WHAT IS REQUIRED
Please continue the talk below on Anthony de Mello's worldly and soul feelings, picking up right after its final sentence.

-- Start PASSAGE PROVIDED --

For further insight on this, I'm going to read an excerpt from a book by Anthony de Mello. It's titled The way to love to mellow was an Indian Jesuit priest, spiritual teacher, psychotherapist and author of a number of books. And although he he died in 1987, although he wasn't a teacher or practitioner of Zen Buddhism, his writings do align with the spirit of practice. His book, the way to love begins by pointing out the delusion of seeing the world, through the lens of our thoughts, our wants and desires, our memories of the past and our biases and judgments. When we let go of these habits of mind, he says, we can experience love. He defines love, as no longer seeing ourselves as separated and in conflict with others. No longer seeing ourselves and others as good and bad, right and wrong, having and not having. He starts off by noting the difference between what he calls worldly and soul feelings.
He says,
recall the kind of feeling you have when someone praises you, when you are approved, accepted, applauded. And contrast that with the kind of feeling that arises within you, when you look at the sunset, or the sunrise, or nature in general. Or when you read a book, or watch a movie that you thoroughly enjoy. Get the taste of this feeling and contrast it with the first namely, the one that was generated within you when you were praised. Understand that the first type of feeling comes from self glorification. self promotion. It's a worldly feeling. The second comes from self fulfillment, a soul feeling. Here is another contrast. Recall the kind of feeling you have when you succeed when you have made it when you get to the top when you win a game, or a bet, or an argument and contrast it with the kind of feeling you get when you really enjoy the job you are doing. You're absorbed in the action that you are currently engaged in. And once again, notice the qualitative difference between the worldly feeling and the soul feeling. Yet another contrast. Remember what you felt like when you had power. You were the boss. People looked up to you took orders from you, or when you were popular. And contrast that worldly feeling with the intimate with the intimacy, compassion, companionship, excuse me, that worldly feeling with the intimacy companionship. The Times you thoroughly enjoyed yourself in the company of a friend or with a group in which there was fun and laughter
So then, worldly feelings reflect our our attachment to self in the sense of seeking external approval, looking for validation, the desire to be showered with praise and attention as well as To feel power over over others. While soul feelings, he says involve simply being present, being one with whatever we're doing in any given moment. It's just the joy of experiencing life as it unfolds, not attempting to control it, or manipulate it in any way, not trying to run the show.
Then de Mello says, having done this attempt to understand the true nature of worldly feelings, namely the feeling of self promotion, self glorification, they are not natural, they were invented by your society and your culture to make you productive. And to make you controllable, these feelings do not produce the nourishment and happiness that is produced when one contemplates nature or enjoys the company of one's friends or one's work. They were meant to produce thrills, excitement, and emptiness. And what so what he's saying is that our search for happiness and self gratification outside ourselves is a product of our social conditioning, or habits of mind. We all have to work with that. And of course, here he's he's using the word emptiness, not in the Zen sense of beyond duality, but in feeling vacant, unfulfilled and unhappy, as if we're lacking something. And that is how we're conditioned to feel and think. But it's not who we are, fundamentally. And then, skipping ahead a bit, he says this, here is a parable of life, for you to ponder on. A group of tourists sits in a bus that is passing through gorgeously beautiful country, lakes and mountains and green fields and rivers. But the shades of the bus are pulled down, they do not have the slightest idea of what lies beyond the windows of the bus. And all the time of their journey is spent in squabbling over, who will have the seat of honor in the bus, who will be applauded, who will be considered and so they remain until the journey's end.

-- End PASSAGE PROVIDED --
-- Start RECORDED INFORMATION --

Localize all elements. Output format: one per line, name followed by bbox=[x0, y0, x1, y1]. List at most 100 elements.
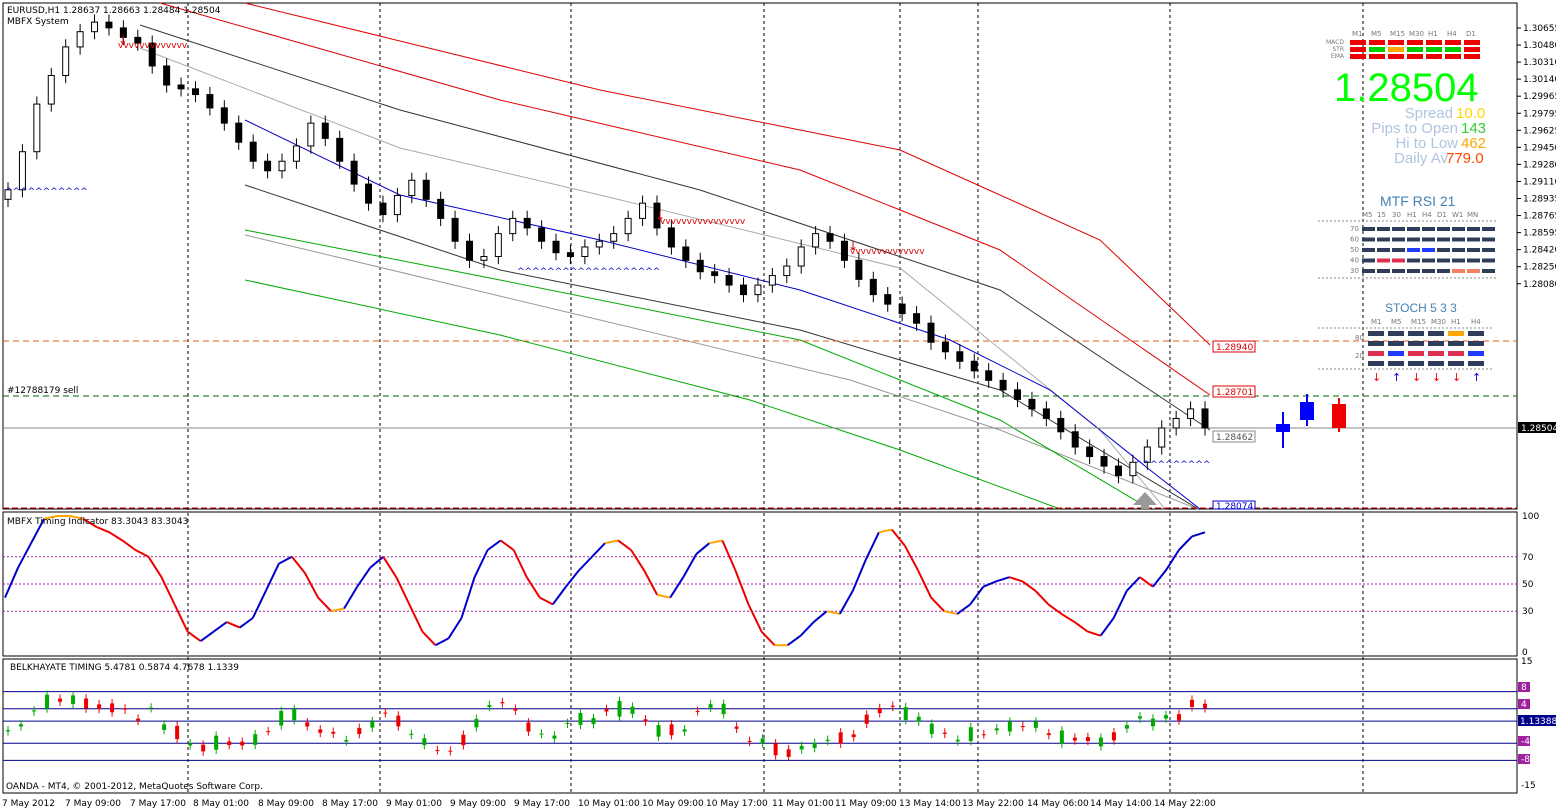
stoch-cell bbox=[1388, 351, 1404, 356]
timing-segment bbox=[734, 570, 750, 605]
price-tick-label: 1.28250 bbox=[1523, 263, 1556, 273]
timing-segment bbox=[1112, 590, 1128, 619]
candle-body bbox=[566, 252, 574, 257]
belk-bar bbox=[812, 742, 817, 748]
belk-tick-label: 4 bbox=[1521, 700, 1527, 710]
timing-segment bbox=[891, 528, 906, 547]
signal-cell bbox=[1407, 40, 1423, 45]
timing-segment bbox=[878, 528, 893, 534]
candle-body bbox=[1028, 398, 1036, 410]
timing-tick-label: 50 bbox=[1522, 580, 1534, 590]
stoch-cell bbox=[1468, 351, 1484, 356]
candle-body bbox=[956, 351, 964, 362]
belk-tick-box bbox=[1518, 736, 1530, 746]
rsi-cell bbox=[1452, 258, 1465, 263]
candle-body bbox=[191, 88, 199, 96]
timing-segment bbox=[669, 576, 685, 599]
belk-bar bbox=[825, 739, 830, 741]
timing-segment bbox=[304, 572, 319, 599]
rsi-cell bbox=[1437, 227, 1450, 231]
rsi-title: MTF RSI 21 bbox=[1380, 193, 1456, 209]
belk-bar bbox=[500, 702, 505, 704]
belk-bar bbox=[435, 750, 440, 752]
candle-body bbox=[509, 217, 517, 235]
timing-segment bbox=[95, 525, 110, 534]
signal-cell bbox=[1426, 40, 1442, 45]
candle-body bbox=[754, 284, 762, 296]
price-tick-label: 1.29965 bbox=[1523, 92, 1556, 102]
timing-segment bbox=[108, 531, 123, 542]
time-tick-label: 13 May 22:00 bbox=[962, 799, 1024, 809]
belk-bar bbox=[227, 741, 232, 746]
channel-line bbox=[139, 24, 1211, 431]
sell-markers: vvvvvvvvvvvvv bbox=[118, 41, 188, 51]
timing-segment bbox=[251, 590, 267, 619]
belk-bar bbox=[942, 732, 947, 734]
stoch-direction-arrow: ↑ bbox=[1472, 371, 1481, 384]
red-line2-label: 1.28701 bbox=[1216, 388, 1253, 398]
candle-body bbox=[148, 42, 156, 67]
price-tick-label: 1.28935 bbox=[1523, 195, 1556, 205]
rsi-cell bbox=[1407, 248, 1420, 252]
timing-segment bbox=[1060, 613, 1076, 623]
candle-body bbox=[91, 21, 99, 33]
timing-segment bbox=[1099, 617, 1115, 637]
rsi-cell bbox=[1422, 237, 1435, 242]
timing-segment bbox=[851, 559, 867, 592]
rsi-cell bbox=[1392, 269, 1405, 273]
belk-bar bbox=[6, 730, 10, 732]
candle-body bbox=[76, 31, 84, 48]
signal-cell bbox=[1350, 54, 1366, 59]
stoch-cell bbox=[1448, 361, 1464, 366]
sell-markers: vvvvvvvvvvvvvv bbox=[850, 247, 925, 257]
belk-bar bbox=[32, 710, 37, 712]
candle-body bbox=[884, 294, 892, 305]
belk-tick-label: -8 bbox=[1521, 755, 1530, 765]
signal-cell bbox=[1445, 40, 1461, 45]
belk-bar bbox=[357, 727, 362, 735]
belk-bar bbox=[1033, 721, 1038, 728]
belkhayate-subwindow[interactable] bbox=[2, 658, 1518, 794]
timing-segment bbox=[864, 531, 880, 560]
candle-body bbox=[581, 246, 589, 257]
timing-segment bbox=[996, 576, 1010, 583]
timing-segment bbox=[1165, 549, 1180, 571]
candle-body bbox=[552, 240, 560, 254]
timing-segment bbox=[264, 563, 280, 592]
rsi-cell bbox=[1452, 237, 1465, 242]
belk-bar bbox=[630, 706, 635, 714]
rsi-cell bbox=[1392, 237, 1405, 242]
belk-bar bbox=[110, 703, 115, 713]
price-axis: 1.30655 1.30480 1.30310 1.30140 1.29965 1.297… bbox=[1517, 24, 1556, 290]
up-arrow-grey bbox=[1133, 492, 1157, 509]
signal-cell bbox=[1350, 40, 1366, 45]
belk-bar bbox=[591, 718, 596, 725]
candle-body bbox=[1129, 461, 1137, 477]
timing-segment bbox=[1021, 580, 1037, 592]
price-tick-label: 1.28420 bbox=[1523, 246, 1556, 256]
candle-body bbox=[278, 160, 286, 172]
rsi-cell bbox=[1392, 248, 1405, 252]
timing-segment bbox=[1034, 590, 1050, 606]
rsi-header: 30 bbox=[1392, 211, 1401, 219]
timing-segment bbox=[473, 549, 489, 578]
candle-body bbox=[696, 259, 704, 273]
stoch-direction-arrow: ↓ bbox=[1452, 371, 1461, 384]
horizontal-levels bbox=[3, 340, 1517, 509]
rsi-cell bbox=[1422, 258, 1435, 263]
stoch-cell bbox=[1428, 361, 1444, 366]
timing-segment bbox=[904, 545, 919, 571]
signal-cell bbox=[1369, 47, 1385, 52]
main-chart-area[interactable] bbox=[2, 2, 1518, 510]
rsi-cell bbox=[1437, 248, 1450, 252]
price-tick-label: 1.28080 bbox=[1523, 280, 1556, 290]
candlesticks bbox=[4, 14, 1209, 484]
candle-body bbox=[393, 195, 401, 216]
belk-bar bbox=[1020, 726, 1025, 728]
candle-body bbox=[1114, 465, 1122, 477]
timing-segment bbox=[956, 603, 971, 615]
belk-bar bbox=[409, 733, 414, 735]
belk-bar bbox=[708, 704, 713, 708]
belk-bar bbox=[1098, 737, 1103, 747]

-- End RECORDED INFORMATION --

EXERCISE ANSWER
How many people live their lives this way? Guided by ambition, always in search of getting more more than one have more than what one already has to voting one's energy and attention to trying to get somewhere get something gaining status being recognized acquiring material things moving up in the world.
You know, it's It sounds simple enough to say that we just need to drop our clinging to notions of attainment recognizing that the only thing that's holding us back is our thoughts of attainment. But what makes practice difficult, not not easy, but difficult is the complexity and deep rootedness of our habits of mind. We live in a society that's this tangled web of, of relationships of power, for example. And despite the rhetoric of democracy, and the rhetoric of equality let's face it, we're not treated equally, we don't all have equal access to the most basic things. The most basic things that give us quality of life like education, and health care. A job that is, comes with an income that one can live on and support one's family. And yet, the Buddha taught that we equally share in this one mind. All that's needed is for us to experience it directly, to see things as they are not how we want them to be not grasping to gain something. So, in light of that teaching, does that mean that we simply ignore or deny the power dynamics that exist in our society? deny the reality of oppression and exclusion? Do we resign ourselves to not belonging to not being treated equally or with respect to not being valued to not mattering? For this question, I'm going to turn to another writer. Her name is bell hooks, and she was an American educator and Buddhist practitioner. She passed away just a couple of years ago. And then in the academic world, she was very well known for her writings on the intersection of race, gender and class as they interact with each other and sustain relationships of power.
As a queer black woman and a person of the way, she offers insights, on practice, in the context of living in a society, such as we experienced today, where there's so much division and opposition. And like Anthony de Mello, she writes about the transformative power of love. Again, in the sense of non duality, non duality, non discrimination. The essay I'm going to read a few excerpt excerpts from is titled, contemplation and transformation. And it was published in a collection called Buddhist women on the edge Contemporary Perspectives from the western frontier, edited by Marian dresser and published in 1996.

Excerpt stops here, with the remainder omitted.